-- START OF LISTED RECORDS --

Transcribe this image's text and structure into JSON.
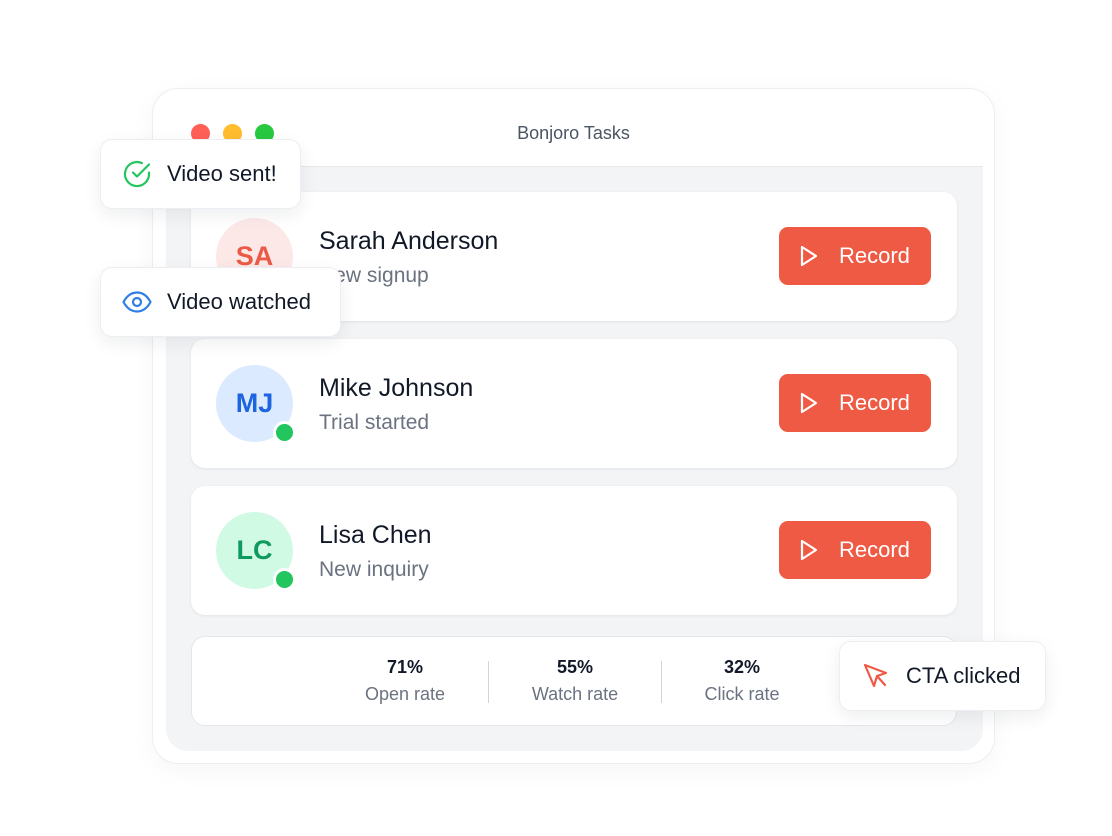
{
  "window": {
    "title": "Bonjoro Tasks"
  },
  "tasks": [
    {
      "initials": "SA",
      "name": "Sarah Anderson",
      "subtitle": "New signup",
      "action": "Record",
      "avatar_color": "#ea5a47",
      "online": false
    },
    {
      "initials": "MJ",
      "name": "Mike Johnson",
      "subtitle": "Trial started",
      "action": "Record",
      "avatar_color": "#1d64e0",
      "online": true
    },
    {
      "initials": "LC",
      "name": "Lisa Chen",
      "subtitle": "New inquiry",
      "action": "Record",
      "avatar_color": "#0f9a5f",
      "online": true
    }
  ],
  "stats": [
    {
      "value": "71%",
      "label": "Open rate"
    },
    {
      "value": "55%",
      "label": "Watch rate"
    },
    {
      "value": "32%",
      "label": "Click rate"
    }
  ],
  "notifications": {
    "video_sent": "Video sent!",
    "video_watched": "Video watched",
    "cta_clicked": "CTA clicked"
  },
  "colors": {
    "accent": "#ef5a45",
    "success": "#22c55e",
    "info": "#2f7fe6"
  }
}
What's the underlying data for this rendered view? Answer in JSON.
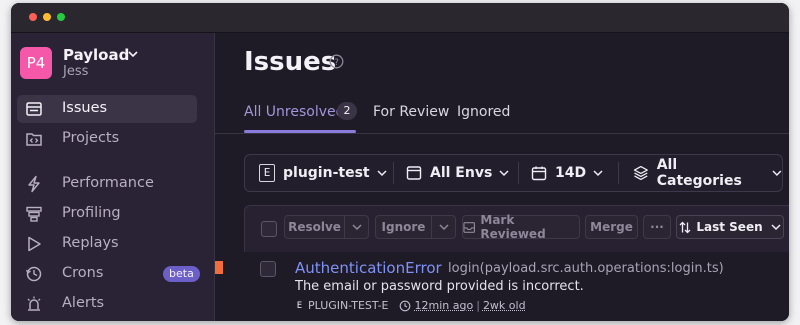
{
  "org": {
    "avatar": "P4",
    "name": "Payload",
    "user": "Jess"
  },
  "sidebar": {
    "items": [
      {
        "label": "Issues",
        "icon": "issues-icon"
      },
      {
        "label": "Projects",
        "icon": "projects-icon"
      },
      {
        "label": "Performance",
        "icon": "lightning-icon"
      },
      {
        "label": "Profiling",
        "icon": "profiling-icon"
      },
      {
        "label": "Replays",
        "icon": "play-icon"
      },
      {
        "label": "Crons",
        "icon": "clock-icon",
        "badge": "beta"
      },
      {
        "label": "Alerts",
        "icon": "siren-icon"
      }
    ]
  },
  "page": {
    "title": "Issues"
  },
  "tabs": [
    {
      "label": "All Unresolved",
      "count": "2"
    },
    {
      "label": "For Review"
    },
    {
      "label": "Ignored"
    }
  ],
  "filters": {
    "project": {
      "badge": "E",
      "label": "plugin-test"
    },
    "environment": {
      "label": "All Envs"
    },
    "date": {
      "label": "14D"
    },
    "category": {
      "label": "All Categories"
    }
  },
  "actions": {
    "resolve": "Resolve",
    "ignore": "Ignore",
    "mark_reviewed": "Mark Reviewed",
    "merge": "Merge",
    "more": "···",
    "sort": "Last Seen"
  },
  "issue": {
    "title": "AuthenticationError",
    "culprit": "login(payload.src.auth.operations:login.ts)",
    "message": "The email or password provided is incorrect.",
    "project_badge": "E",
    "short_id": "PLUGIN-TEST-E",
    "last_seen": "12min ago",
    "first_seen": "2wk old"
  },
  "colors": {
    "accent": "#8a7bdc",
    "brand_avatar": "#f558a8",
    "link": "#7f92f5",
    "priority": "#f26d3a"
  }
}
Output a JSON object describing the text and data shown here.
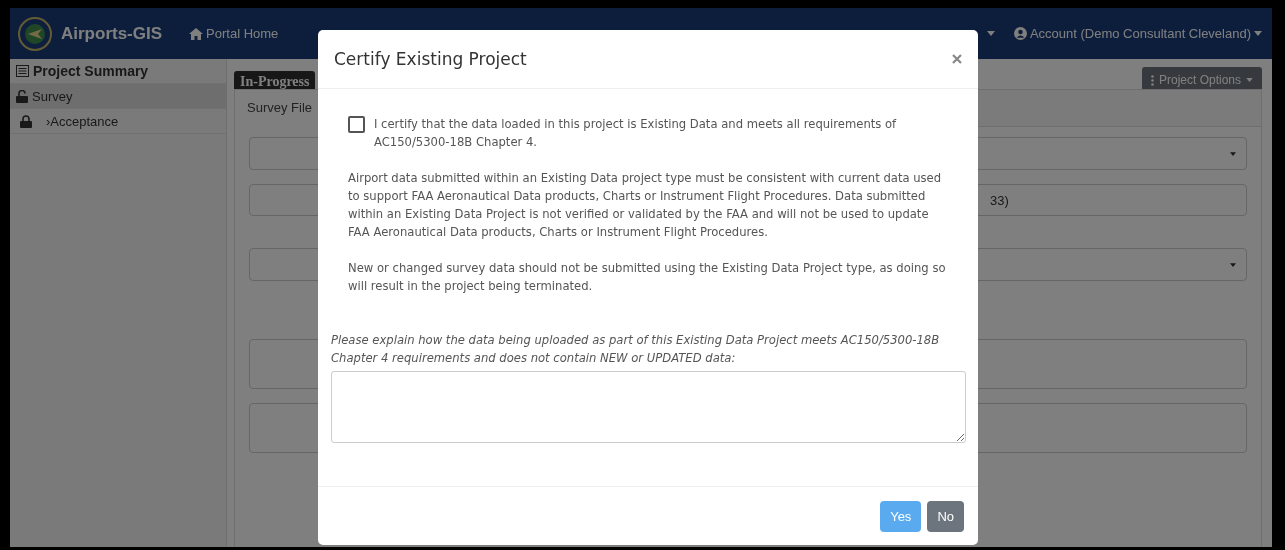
{
  "navbar": {
    "brand": "Airports-GIS",
    "links": [
      {
        "label": "Portal Home"
      }
    ],
    "account": "Account (Demo Consultant Cleveland)"
  },
  "sidebar": {
    "items": [
      {
        "label": "Project Summary",
        "kind": "header",
        "selected": false
      },
      {
        "label": "Survey",
        "kind": "unlocked",
        "selected": true
      },
      {
        "label": "›Acceptance",
        "kind": "locked",
        "selected": false
      }
    ]
  },
  "content": {
    "status_badge": "In-Progress",
    "options_button": "Project Options",
    "tabs": [
      {
        "label": "Survey File",
        "selected": true
      }
    ],
    "fields": [
      {
        "kind": "select"
      },
      {
        "kind": "input",
        "value": "33)"
      },
      {
        "kind": "select"
      },
      {
        "kind": "textarea"
      },
      {
        "kind": "textarea"
      }
    ]
  },
  "modal": {
    "title": "Certify Existing Project",
    "checkbox": {
      "label": "I certify that the data loaded in this project is Existing Data and meets all requirements of AC150/5300-18B Chapter 4.",
      "checked": false
    },
    "paragraphs": [
      "Airport data submitted within an Existing Data project type must be consistent with current data used to support FAA Aeronautical Data products, Charts or Instrument Flight Procedures. Data submitted within an Existing Data Project is not verified or validated by the FAA and will not be used to update FAA Aeronautical Data products, Charts or Instrument Flight Procedures.",
      "New or changed survey data should not be submitted using the Existing Data Project type, as doing so will result in the project being terminated."
    ],
    "prompt": "Please explain how the data being uploaded as part of this Existing Data Project meets AC150/5300-18B Chapter 4 requirements and does not contain NEW or UPDATED data:",
    "buttons": [
      {
        "label": "Yes",
        "kind": "primary"
      },
      {
        "label": "No",
        "kind": "secondary"
      }
    ]
  }
}
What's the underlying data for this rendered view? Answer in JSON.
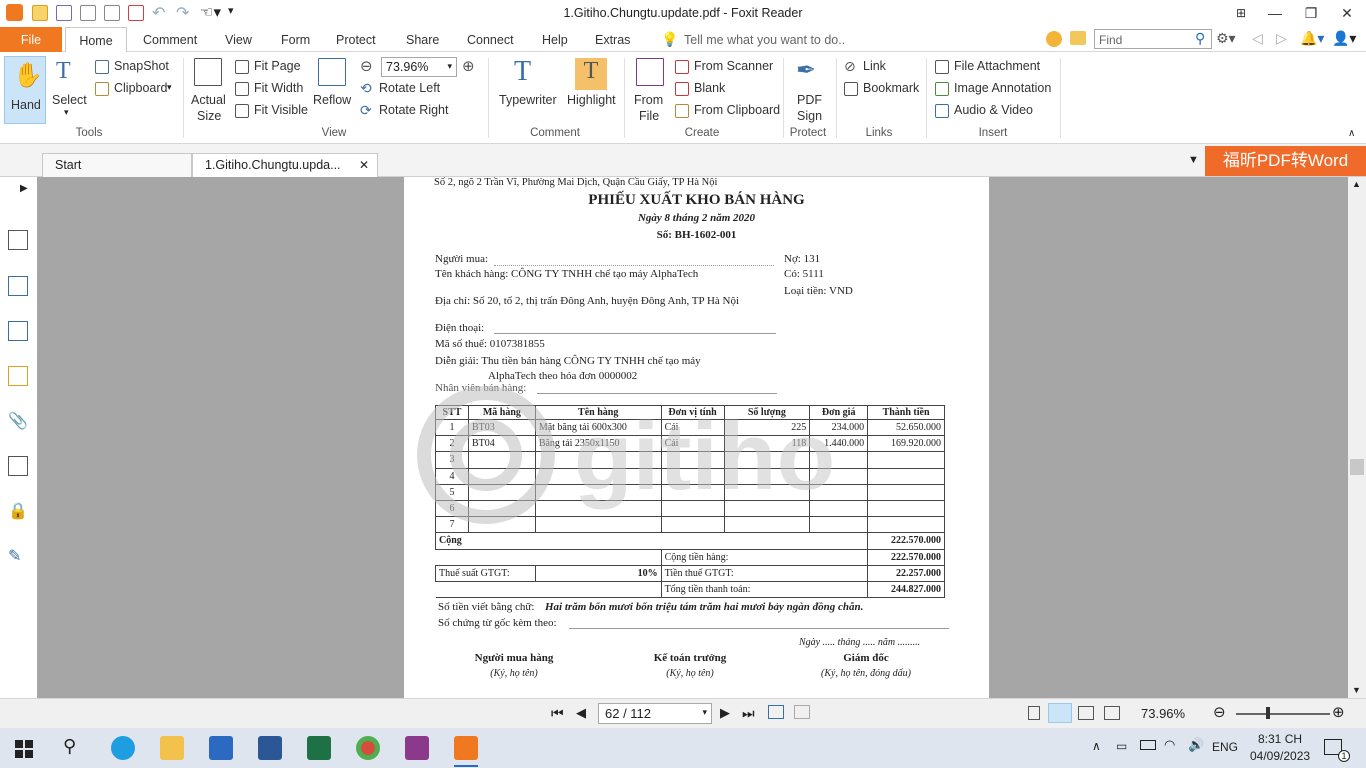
{
  "titlebar": {
    "title": "1.Gitiho.Chungtu.update.pdf - Foxit Reader"
  },
  "menu": {
    "file": "File",
    "home": "Home",
    "comment": "Comment",
    "view": "View",
    "form": "Form",
    "protect": "Protect",
    "share": "Share",
    "connect": "Connect",
    "help": "Help",
    "extras": "Extras",
    "tellme": "Tell me what you want to do..",
    "find_placeholder": "Find"
  },
  "ribbon": {
    "hand": "Hand",
    "select": "Select",
    "snapshot": "SnapShot",
    "clipboard": "Clipboard",
    "tools_group": "Tools",
    "actual": "Actual",
    "size": "Size",
    "fit_page": "Fit Page",
    "fit_width": "Fit Width",
    "fit_visible": "Fit Visible",
    "reflow": "Reflow",
    "zoom_value": "73.96%",
    "rotate_left": "Rotate Left",
    "rotate_right": "Rotate Right",
    "view_group": "View",
    "typewriter": "Typewriter",
    "highlight": "Highlight",
    "comment_group": "Comment",
    "from": "From",
    "file": "File",
    "from_scanner": "From Scanner",
    "blank": "Blank",
    "from_clipboard": "From Clipboard",
    "create_group": "Create",
    "pdf": "PDF",
    "sign": "Sign",
    "protect_group": "Protect",
    "link": "Link",
    "bookmark": "Bookmark",
    "links_group": "Links",
    "file_attachment": "File Attachment",
    "image_annotation": "Image Annotation",
    "audio_video": "Audio & Video",
    "insert_group": "Insert"
  },
  "tabs": {
    "start": "Start",
    "doc": "1.Gitiho.Chungtu.upda...",
    "promo": "福昕PDF转Word"
  },
  "doc": {
    "address": "Số 2, ngõ 2 Trần Vĩ, Phường Mai Dịch, Quận Cầu Giấy, TP Hà Nội",
    "title": "PHIẾU XUẤT KHO BÁN HÀNG",
    "date": "Ngày 8 tháng 2 năm 2020",
    "number": "Số: BH-1602-001",
    "buyer": "Người mua:",
    "customer": "Tên khách hàng: CÔNG TY TNHH chế tạo máy AlphaTech",
    "no": "Nợ: 131",
    "co": "Có: 5111",
    "currency": "Loại tiền: VND",
    "address2": "Địa chỉ: Số 20, tổ 2, thị trấn Đông Anh, huyện Đông Anh, TP Hà Nội",
    "phone": "Điện thoại:",
    "taxcode": "Mã số thuế: 0107381855",
    "desc1": "Diễn giải: Thu tiền bán hàng CÔNG TY TNHH chế tạo máy",
    "desc2": "AlphaTech theo hóa đơn 0000002",
    "staff": "Nhân viên bán hàng:",
    "headers": [
      "STT",
      "Mã hàng",
      "Tên hàng",
      "Đơn vị tính",
      "Số lượng",
      "Đơn giá",
      "Thành tiền"
    ],
    "rows": [
      [
        "1",
        "BT03",
        "Mặt băng tải 600x300",
        "Cái",
        "225",
        "234.000",
        "52.650.000"
      ],
      [
        "2",
        "BT04",
        "Băng tải 2350x1150",
        "Cái",
        "118",
        "1.440.000",
        "169.920.000"
      ],
      [
        "3",
        "",
        "",
        "",
        "",
        "",
        ""
      ],
      [
        "4",
        "",
        "",
        "",
        "",
        "",
        ""
      ],
      [
        "5",
        "",
        "",
        "",
        "",
        "",
        ""
      ],
      [
        "6",
        "",
        "",
        "",
        "",
        "",
        ""
      ],
      [
        "7",
        "",
        "",
        "",
        "",
        "",
        ""
      ]
    ],
    "total_label": "Cộng",
    "total_value": "222.570.000",
    "goods_label": "Cộng tiền hàng:",
    "goods_value": "222.570.000",
    "vat_label": "Thuế suất GTGT:",
    "vat_rate": "10%",
    "vat_amount_label": "Tiền thuế GTGT:",
    "vat_value": "22.257.000",
    "pay_label": "Tổng tiền thanh toán:",
    "pay_value": "244.827.000",
    "words_label": "Số tiền viết bằng chữ:",
    "words_value": "Hai trăm bốn mươi bốn triệu tám trăm hai mươi bảy ngàn đồng chẵn.",
    "docs_label": "Số chứng từ gốc kèm theo:",
    "sign_date": "Ngày ..... tháng ..... năm .........",
    "sig1": "Người mua hàng",
    "sig1b": "(Ký, họ tên)",
    "sig2": "Kế toán trưởng",
    "sig2b": "(Ký, họ tên)",
    "sig3": "Giám đốc",
    "sig3b": "(Ký, họ tên, đóng dấu)",
    "watermark": "gitiho"
  },
  "status": {
    "page": "62 / 112",
    "zoom": "73.96%"
  },
  "taskbar": {
    "lang": "ENG",
    "time": "8:31 CH",
    "date": "04/09/2023",
    "notif": "1"
  }
}
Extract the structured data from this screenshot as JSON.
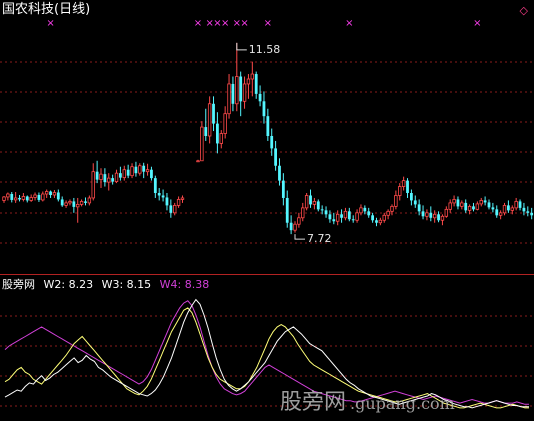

-- END OF LISTED RECORDS --

GOAL. In the records above, find each line with the word "JSON" and copy it.

FULL SOLUTION.
Transcribe this image's text and structure into JSON.
What's the underlying data for this rendered view? Answer in JSON.
Output a JSON object describing the text and data shown here.
What's the underlying data for this rendered view? Answer in JSON.
Extract the structured data from this screenshot as JSON.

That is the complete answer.